■ **INSTRUCTIONS FOR THE TASK**: Could you copy every line from the material below in which "Platform" appears?

■ **DATASET RECORDS**:
%%
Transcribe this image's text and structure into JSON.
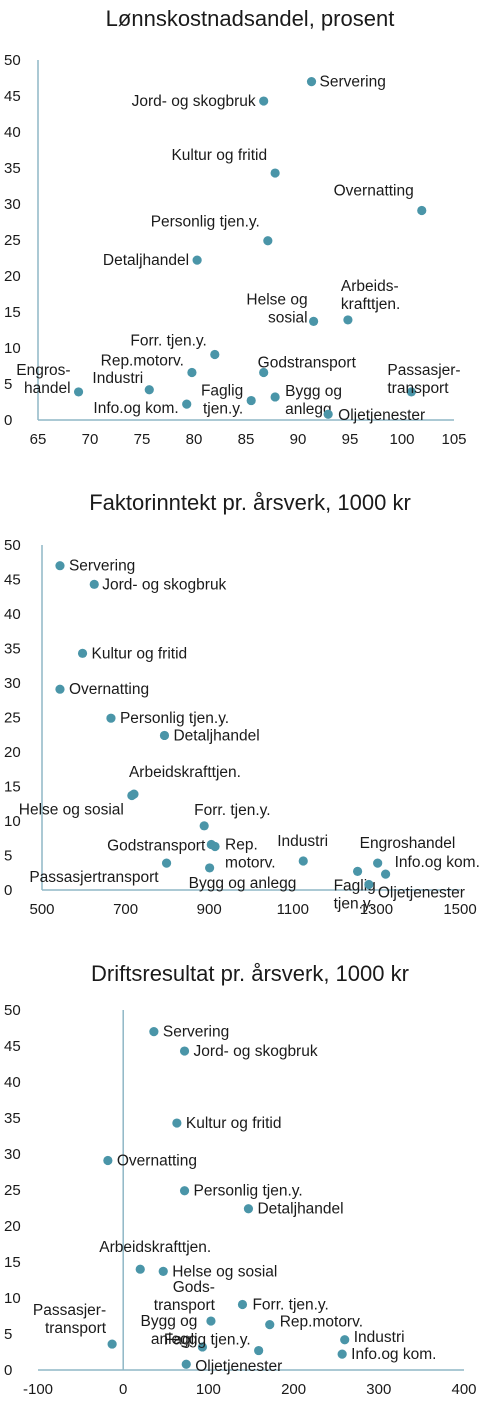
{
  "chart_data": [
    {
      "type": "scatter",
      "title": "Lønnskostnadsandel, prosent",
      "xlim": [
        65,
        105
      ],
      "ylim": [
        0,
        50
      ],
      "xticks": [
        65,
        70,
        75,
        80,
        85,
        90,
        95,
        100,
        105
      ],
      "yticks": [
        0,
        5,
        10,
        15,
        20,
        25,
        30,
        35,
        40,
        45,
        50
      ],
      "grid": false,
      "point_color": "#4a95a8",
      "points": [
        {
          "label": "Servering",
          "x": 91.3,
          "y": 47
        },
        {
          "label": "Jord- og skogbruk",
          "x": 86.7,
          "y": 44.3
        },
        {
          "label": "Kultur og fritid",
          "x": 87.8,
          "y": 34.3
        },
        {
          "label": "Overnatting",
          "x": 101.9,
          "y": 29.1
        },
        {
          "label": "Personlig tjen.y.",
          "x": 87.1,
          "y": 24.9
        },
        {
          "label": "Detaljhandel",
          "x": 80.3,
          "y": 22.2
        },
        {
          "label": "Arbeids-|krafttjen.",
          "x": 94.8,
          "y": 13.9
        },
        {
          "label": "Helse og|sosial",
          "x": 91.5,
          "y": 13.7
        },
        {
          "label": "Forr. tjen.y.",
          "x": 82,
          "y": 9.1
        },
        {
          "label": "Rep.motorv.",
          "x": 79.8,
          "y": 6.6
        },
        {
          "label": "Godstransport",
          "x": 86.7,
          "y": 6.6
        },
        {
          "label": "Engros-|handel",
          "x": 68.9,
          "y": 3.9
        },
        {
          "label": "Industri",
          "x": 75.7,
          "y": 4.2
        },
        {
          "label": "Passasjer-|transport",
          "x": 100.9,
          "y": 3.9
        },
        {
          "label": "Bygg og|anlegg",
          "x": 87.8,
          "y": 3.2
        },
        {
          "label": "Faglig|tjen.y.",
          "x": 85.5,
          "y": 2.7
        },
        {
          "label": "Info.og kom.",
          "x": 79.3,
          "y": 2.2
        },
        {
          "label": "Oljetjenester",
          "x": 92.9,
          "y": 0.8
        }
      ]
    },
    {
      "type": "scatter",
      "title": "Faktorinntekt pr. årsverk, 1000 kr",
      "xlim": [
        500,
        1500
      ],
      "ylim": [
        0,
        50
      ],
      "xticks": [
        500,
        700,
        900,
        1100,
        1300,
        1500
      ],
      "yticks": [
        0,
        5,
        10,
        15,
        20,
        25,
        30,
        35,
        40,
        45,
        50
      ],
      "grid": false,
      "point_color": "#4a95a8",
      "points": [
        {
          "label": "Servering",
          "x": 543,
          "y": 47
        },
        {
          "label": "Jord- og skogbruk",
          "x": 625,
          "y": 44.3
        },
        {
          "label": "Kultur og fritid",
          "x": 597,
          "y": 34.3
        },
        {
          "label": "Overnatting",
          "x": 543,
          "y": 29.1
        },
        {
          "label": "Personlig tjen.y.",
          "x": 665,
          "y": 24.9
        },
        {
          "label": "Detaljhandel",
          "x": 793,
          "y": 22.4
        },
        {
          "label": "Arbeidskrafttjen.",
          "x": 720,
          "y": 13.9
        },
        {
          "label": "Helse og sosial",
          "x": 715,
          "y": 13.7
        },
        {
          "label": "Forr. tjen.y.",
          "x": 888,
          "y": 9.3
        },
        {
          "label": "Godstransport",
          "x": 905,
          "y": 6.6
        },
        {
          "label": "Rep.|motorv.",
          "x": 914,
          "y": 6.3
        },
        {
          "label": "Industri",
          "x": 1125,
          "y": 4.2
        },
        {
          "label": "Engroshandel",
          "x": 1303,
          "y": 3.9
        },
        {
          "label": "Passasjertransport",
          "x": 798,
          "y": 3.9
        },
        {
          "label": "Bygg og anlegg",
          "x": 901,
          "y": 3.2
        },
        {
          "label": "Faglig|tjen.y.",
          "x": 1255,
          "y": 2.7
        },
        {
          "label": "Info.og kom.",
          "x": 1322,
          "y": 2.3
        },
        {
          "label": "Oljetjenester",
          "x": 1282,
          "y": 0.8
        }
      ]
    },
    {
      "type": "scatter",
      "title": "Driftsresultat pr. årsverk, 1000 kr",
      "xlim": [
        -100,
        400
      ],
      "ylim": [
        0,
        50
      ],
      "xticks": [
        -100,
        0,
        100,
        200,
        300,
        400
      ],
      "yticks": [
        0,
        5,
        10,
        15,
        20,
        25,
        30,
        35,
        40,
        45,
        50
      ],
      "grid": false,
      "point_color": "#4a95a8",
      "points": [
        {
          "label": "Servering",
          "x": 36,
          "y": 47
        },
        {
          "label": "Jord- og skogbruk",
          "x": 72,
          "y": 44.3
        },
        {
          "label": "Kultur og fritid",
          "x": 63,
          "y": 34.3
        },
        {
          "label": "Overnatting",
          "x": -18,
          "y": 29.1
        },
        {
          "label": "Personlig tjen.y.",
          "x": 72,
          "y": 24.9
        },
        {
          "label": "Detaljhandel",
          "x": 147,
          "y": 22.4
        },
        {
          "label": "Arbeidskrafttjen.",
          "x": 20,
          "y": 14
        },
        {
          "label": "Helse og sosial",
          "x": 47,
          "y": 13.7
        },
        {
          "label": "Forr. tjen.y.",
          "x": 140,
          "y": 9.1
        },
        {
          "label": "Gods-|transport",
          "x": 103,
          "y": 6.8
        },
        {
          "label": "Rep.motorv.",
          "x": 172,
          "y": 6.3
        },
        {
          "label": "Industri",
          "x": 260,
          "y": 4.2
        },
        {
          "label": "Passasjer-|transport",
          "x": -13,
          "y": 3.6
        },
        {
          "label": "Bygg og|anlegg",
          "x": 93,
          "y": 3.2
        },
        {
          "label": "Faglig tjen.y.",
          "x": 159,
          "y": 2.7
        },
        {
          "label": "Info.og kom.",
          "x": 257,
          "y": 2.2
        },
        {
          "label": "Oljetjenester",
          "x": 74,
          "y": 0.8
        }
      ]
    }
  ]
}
%%
%%
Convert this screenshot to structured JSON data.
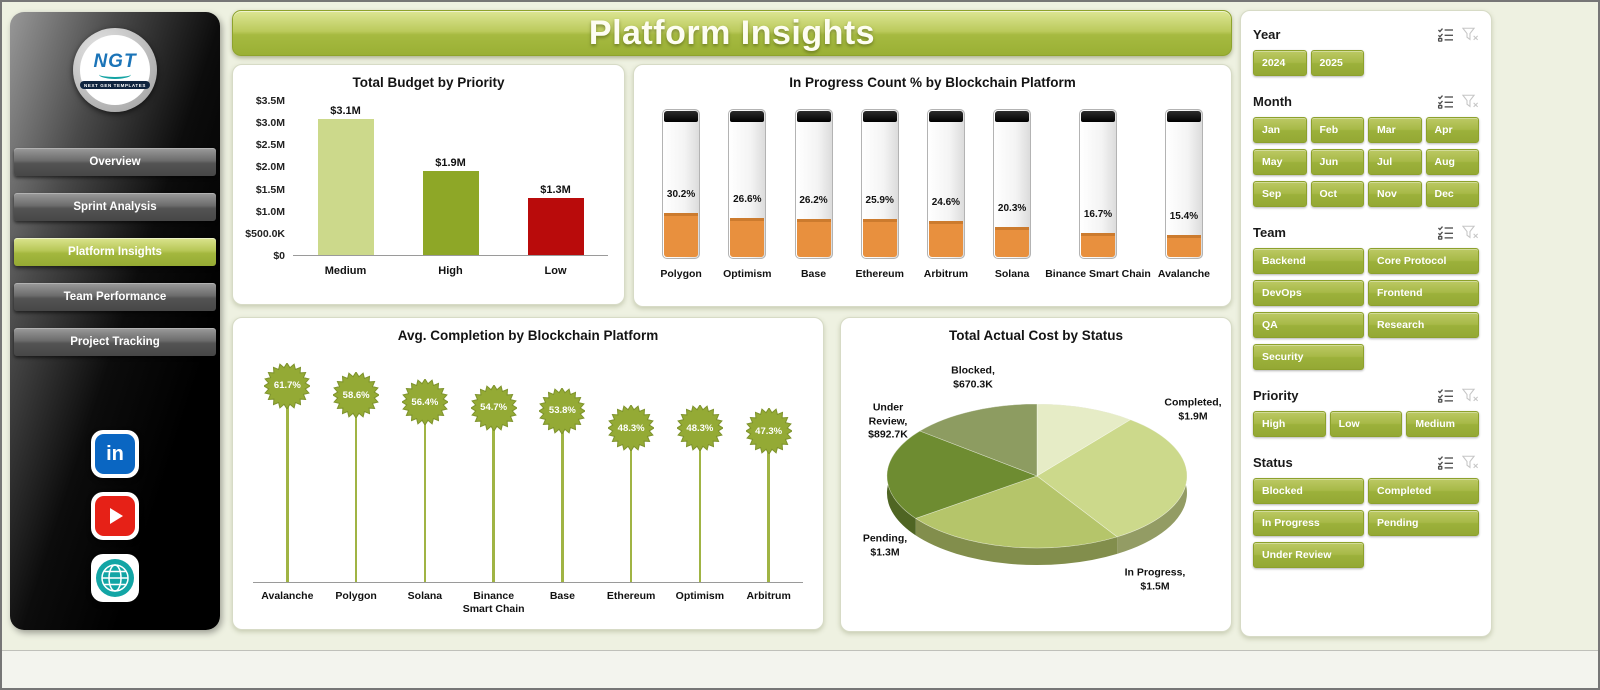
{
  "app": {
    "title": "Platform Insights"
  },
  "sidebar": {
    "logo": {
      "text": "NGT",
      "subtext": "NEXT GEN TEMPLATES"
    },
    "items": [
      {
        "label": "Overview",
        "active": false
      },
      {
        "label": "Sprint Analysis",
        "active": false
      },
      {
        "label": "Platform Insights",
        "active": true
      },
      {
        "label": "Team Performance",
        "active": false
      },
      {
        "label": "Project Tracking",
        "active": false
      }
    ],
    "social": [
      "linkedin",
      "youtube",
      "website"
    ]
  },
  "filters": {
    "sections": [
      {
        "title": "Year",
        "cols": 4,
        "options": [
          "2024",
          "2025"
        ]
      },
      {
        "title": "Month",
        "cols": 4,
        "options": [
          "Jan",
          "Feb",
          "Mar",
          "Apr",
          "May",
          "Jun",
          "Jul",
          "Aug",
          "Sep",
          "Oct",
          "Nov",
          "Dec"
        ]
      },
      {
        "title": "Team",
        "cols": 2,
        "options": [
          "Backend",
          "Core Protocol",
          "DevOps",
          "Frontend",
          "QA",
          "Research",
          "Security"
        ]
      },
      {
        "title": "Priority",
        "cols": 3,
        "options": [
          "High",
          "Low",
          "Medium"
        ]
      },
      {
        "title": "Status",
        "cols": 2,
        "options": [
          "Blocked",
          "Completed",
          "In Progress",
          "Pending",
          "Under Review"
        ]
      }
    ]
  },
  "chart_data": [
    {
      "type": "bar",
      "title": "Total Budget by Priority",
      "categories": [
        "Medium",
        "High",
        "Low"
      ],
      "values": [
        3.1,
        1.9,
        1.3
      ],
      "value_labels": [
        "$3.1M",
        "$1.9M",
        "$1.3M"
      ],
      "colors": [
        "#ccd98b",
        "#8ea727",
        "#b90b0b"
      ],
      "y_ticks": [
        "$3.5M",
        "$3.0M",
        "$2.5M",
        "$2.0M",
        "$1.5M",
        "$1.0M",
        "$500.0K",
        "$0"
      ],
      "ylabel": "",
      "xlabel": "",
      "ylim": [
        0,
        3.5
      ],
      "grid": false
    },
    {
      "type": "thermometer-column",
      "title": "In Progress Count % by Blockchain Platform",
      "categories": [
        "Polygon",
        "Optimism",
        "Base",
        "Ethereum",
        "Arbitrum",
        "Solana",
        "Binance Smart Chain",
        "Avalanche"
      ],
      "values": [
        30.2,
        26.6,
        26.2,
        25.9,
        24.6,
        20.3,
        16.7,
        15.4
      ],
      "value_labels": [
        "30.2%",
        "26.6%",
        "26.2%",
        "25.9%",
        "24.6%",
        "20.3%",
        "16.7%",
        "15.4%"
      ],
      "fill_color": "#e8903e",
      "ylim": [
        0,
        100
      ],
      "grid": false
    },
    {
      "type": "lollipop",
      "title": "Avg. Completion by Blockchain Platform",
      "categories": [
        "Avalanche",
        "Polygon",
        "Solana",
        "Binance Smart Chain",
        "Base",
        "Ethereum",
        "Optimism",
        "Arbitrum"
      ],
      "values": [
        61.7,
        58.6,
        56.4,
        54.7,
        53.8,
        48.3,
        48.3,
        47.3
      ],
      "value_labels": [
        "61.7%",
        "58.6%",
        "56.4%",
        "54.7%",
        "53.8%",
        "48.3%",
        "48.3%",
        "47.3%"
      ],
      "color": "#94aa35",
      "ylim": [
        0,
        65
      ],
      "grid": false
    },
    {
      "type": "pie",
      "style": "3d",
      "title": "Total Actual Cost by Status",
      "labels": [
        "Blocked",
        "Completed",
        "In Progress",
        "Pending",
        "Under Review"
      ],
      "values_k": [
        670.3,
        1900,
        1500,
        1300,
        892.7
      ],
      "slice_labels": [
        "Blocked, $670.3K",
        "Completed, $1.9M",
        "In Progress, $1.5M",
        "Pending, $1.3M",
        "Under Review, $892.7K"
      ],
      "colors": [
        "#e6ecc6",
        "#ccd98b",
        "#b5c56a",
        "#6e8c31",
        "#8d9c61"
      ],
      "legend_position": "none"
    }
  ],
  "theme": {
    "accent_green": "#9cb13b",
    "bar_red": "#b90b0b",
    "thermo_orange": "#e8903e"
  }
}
%%
■ **REPLY**:
    "title": "Platform Insights"
        "label": "Platform Insights",
      "title": "In Progress Count % by Blockchain Platform",
      "title": "Avg. Completion by Blockchain Platform",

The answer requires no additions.